| WRITTEN REQUEST |
Below are records. Copy every line with "Milk" in it.

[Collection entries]
__________________________________________________
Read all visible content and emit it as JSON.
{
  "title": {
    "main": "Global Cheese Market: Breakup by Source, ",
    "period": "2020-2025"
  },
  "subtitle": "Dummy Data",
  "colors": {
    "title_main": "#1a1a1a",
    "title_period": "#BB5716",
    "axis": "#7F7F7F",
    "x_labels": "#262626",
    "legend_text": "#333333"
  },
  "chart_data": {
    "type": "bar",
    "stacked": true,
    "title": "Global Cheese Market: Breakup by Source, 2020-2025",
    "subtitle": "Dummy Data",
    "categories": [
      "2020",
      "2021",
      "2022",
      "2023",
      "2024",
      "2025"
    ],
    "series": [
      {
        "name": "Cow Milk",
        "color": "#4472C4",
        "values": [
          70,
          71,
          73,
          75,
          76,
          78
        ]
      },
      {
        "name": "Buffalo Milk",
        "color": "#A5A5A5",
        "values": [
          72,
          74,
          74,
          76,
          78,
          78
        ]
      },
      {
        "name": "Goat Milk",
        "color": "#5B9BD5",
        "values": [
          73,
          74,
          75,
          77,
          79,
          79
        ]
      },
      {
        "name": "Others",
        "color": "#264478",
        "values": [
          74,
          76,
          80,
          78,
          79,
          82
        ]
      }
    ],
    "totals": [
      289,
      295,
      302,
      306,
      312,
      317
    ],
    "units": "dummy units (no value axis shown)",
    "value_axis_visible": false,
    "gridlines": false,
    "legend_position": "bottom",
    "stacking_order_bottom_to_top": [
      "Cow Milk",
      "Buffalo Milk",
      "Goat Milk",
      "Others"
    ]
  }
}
__________________________________________________
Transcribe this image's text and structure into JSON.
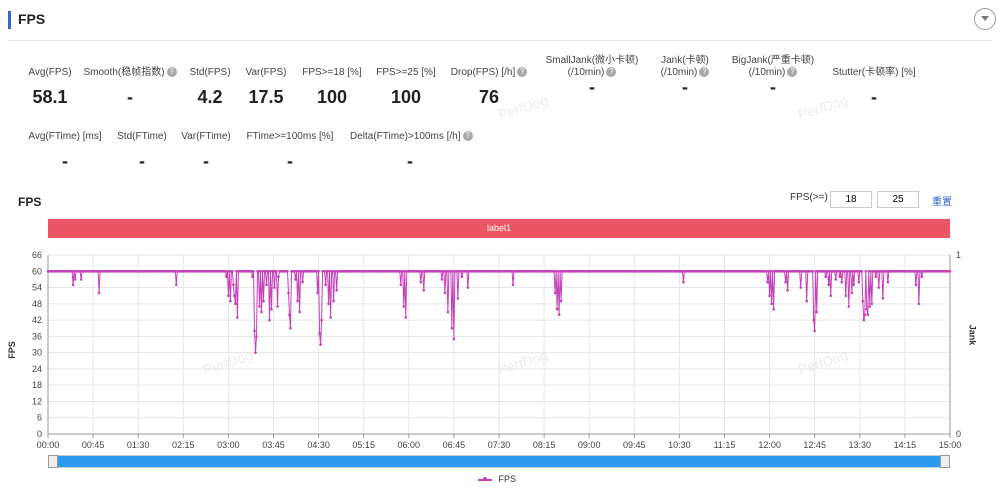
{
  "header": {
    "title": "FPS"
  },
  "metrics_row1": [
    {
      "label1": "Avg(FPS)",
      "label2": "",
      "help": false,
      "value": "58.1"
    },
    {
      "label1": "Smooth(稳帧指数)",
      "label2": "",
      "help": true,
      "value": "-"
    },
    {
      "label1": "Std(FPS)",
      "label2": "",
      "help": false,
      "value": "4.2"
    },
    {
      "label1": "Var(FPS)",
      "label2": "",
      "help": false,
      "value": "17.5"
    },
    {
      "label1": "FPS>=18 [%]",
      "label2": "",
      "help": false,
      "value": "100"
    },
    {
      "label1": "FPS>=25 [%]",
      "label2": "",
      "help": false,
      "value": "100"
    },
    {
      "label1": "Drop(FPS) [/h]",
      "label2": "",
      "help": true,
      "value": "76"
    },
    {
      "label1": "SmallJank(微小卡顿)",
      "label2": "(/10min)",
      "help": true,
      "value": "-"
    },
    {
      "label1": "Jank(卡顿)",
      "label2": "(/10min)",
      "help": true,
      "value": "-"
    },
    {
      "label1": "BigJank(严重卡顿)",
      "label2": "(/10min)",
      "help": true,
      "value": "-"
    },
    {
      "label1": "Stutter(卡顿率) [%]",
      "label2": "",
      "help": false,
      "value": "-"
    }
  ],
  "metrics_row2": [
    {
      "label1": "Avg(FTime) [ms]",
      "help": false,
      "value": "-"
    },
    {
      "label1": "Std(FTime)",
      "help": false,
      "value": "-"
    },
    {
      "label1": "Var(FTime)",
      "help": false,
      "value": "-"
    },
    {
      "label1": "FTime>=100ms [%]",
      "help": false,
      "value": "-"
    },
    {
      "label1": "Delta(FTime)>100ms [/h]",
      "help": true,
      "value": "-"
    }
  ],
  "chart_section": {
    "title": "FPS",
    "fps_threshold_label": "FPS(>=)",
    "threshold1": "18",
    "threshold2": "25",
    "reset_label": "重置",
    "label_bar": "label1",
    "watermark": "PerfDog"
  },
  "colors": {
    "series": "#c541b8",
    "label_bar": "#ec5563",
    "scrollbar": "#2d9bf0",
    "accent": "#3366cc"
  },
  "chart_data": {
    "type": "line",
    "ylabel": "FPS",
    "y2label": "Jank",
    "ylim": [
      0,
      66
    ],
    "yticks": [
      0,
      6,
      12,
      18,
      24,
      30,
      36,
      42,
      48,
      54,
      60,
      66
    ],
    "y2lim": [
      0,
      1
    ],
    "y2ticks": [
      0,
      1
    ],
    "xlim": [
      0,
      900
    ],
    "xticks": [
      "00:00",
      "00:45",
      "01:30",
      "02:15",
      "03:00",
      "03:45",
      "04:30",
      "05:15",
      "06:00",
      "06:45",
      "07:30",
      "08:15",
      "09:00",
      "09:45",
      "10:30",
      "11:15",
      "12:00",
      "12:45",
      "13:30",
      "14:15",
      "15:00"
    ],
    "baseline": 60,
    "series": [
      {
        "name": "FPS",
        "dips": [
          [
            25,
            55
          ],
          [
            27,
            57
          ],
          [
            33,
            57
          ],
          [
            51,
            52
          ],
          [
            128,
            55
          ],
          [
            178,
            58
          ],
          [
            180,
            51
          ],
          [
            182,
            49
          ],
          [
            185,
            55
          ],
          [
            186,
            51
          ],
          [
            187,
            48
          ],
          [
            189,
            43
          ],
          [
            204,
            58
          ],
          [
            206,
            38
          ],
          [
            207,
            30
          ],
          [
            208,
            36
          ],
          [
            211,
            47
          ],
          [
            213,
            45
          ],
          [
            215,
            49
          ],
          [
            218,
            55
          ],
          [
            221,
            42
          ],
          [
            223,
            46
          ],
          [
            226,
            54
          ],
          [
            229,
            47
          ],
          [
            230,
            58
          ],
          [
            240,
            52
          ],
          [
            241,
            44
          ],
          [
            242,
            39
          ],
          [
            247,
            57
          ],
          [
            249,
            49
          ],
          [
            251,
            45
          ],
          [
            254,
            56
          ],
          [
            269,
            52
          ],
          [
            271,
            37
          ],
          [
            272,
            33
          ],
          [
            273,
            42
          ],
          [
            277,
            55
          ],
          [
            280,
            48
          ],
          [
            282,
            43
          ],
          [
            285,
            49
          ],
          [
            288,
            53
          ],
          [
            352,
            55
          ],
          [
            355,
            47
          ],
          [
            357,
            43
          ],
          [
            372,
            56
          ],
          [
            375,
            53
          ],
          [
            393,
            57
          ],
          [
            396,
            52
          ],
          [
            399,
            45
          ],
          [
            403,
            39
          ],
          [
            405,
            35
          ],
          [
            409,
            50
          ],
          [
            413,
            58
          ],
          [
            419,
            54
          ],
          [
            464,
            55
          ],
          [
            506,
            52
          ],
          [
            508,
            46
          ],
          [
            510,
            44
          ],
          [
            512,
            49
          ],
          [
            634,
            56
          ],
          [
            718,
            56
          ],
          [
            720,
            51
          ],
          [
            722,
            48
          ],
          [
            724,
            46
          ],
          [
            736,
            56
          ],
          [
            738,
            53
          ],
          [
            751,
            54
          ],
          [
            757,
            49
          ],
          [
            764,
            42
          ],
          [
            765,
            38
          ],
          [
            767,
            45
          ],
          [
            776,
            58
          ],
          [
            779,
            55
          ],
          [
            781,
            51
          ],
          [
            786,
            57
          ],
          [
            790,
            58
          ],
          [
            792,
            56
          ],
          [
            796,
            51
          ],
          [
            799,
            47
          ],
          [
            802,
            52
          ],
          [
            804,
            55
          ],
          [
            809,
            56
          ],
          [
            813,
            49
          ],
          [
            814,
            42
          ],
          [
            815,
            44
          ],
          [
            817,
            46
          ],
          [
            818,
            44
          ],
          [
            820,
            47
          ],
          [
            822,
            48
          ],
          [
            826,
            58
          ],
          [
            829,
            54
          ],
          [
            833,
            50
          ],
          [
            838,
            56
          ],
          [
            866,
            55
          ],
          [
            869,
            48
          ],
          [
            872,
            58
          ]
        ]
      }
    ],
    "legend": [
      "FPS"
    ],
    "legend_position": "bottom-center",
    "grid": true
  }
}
__________________________________________________
| ANSWER |
        "name": "Cow Milk",
        "name": "Buffalo Milk",
        "name": "Goat Milk",
      "Cow Milk",
      "Buffalo Milk",
      "Goat Milk",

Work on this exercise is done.